#### [Instructions for the task]
Pull out every line containing the string "nhiều".

#### [Data shown]
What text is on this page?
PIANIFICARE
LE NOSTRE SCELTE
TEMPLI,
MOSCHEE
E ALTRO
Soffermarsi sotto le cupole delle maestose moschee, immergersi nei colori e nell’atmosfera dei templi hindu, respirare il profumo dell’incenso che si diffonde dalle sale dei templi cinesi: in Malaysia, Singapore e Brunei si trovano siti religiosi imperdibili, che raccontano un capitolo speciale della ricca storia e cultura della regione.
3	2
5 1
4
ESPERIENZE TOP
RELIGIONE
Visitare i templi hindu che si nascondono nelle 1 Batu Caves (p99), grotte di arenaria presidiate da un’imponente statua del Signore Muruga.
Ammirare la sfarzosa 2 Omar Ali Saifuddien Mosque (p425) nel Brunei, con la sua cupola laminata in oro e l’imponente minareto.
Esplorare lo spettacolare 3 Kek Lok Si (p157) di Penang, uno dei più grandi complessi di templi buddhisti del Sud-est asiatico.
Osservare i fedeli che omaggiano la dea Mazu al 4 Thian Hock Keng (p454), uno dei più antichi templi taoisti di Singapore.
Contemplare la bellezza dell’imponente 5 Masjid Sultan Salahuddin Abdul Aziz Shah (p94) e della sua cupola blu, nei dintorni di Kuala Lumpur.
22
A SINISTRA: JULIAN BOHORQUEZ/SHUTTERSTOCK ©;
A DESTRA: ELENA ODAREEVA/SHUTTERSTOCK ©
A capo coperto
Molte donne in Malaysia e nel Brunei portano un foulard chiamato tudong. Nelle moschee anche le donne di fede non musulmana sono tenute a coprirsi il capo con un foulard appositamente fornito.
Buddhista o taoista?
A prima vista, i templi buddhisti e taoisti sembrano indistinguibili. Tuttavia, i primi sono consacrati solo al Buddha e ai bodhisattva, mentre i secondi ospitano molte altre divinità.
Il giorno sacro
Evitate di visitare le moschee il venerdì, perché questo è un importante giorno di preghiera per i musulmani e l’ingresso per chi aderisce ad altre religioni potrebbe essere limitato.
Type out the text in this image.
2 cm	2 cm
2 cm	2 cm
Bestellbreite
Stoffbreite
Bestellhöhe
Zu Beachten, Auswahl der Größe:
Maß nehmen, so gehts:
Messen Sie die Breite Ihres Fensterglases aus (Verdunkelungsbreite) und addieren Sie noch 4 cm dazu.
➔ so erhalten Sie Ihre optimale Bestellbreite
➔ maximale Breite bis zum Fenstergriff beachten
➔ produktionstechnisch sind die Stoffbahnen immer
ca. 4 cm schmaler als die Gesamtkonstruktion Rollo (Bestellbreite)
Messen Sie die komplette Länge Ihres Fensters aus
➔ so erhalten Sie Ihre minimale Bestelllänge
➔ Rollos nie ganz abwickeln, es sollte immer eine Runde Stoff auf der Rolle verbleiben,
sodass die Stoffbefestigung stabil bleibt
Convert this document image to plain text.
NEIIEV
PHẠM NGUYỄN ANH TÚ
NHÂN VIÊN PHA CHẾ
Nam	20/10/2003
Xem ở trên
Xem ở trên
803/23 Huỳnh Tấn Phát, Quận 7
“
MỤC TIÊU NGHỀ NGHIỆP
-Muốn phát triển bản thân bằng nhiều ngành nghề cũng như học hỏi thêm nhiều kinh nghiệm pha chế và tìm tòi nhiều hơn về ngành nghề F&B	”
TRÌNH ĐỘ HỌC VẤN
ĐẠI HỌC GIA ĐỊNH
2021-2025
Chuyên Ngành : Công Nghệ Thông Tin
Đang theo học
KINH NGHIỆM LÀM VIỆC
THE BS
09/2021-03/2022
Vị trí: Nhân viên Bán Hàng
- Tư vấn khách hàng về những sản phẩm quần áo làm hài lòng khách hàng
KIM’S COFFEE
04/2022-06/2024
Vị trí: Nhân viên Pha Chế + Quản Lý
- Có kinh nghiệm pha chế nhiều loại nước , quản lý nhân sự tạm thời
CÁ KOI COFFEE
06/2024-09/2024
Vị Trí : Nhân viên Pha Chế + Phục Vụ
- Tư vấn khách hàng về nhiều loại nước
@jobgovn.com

#### [Completed exercise]
-Muốn phát triển bản thân bằng nhiều ngành nghề cũng như học hỏi thêm nhiều kinh nghiệm pha chế và tìm tòi nhiều hơn về ngành nghề F&B	”
- Có kinh nghiệm pha chế nhiều loại nước , quản lý nhân sự tạm thời
- Tư vấn khách hàng về nhiều loại nước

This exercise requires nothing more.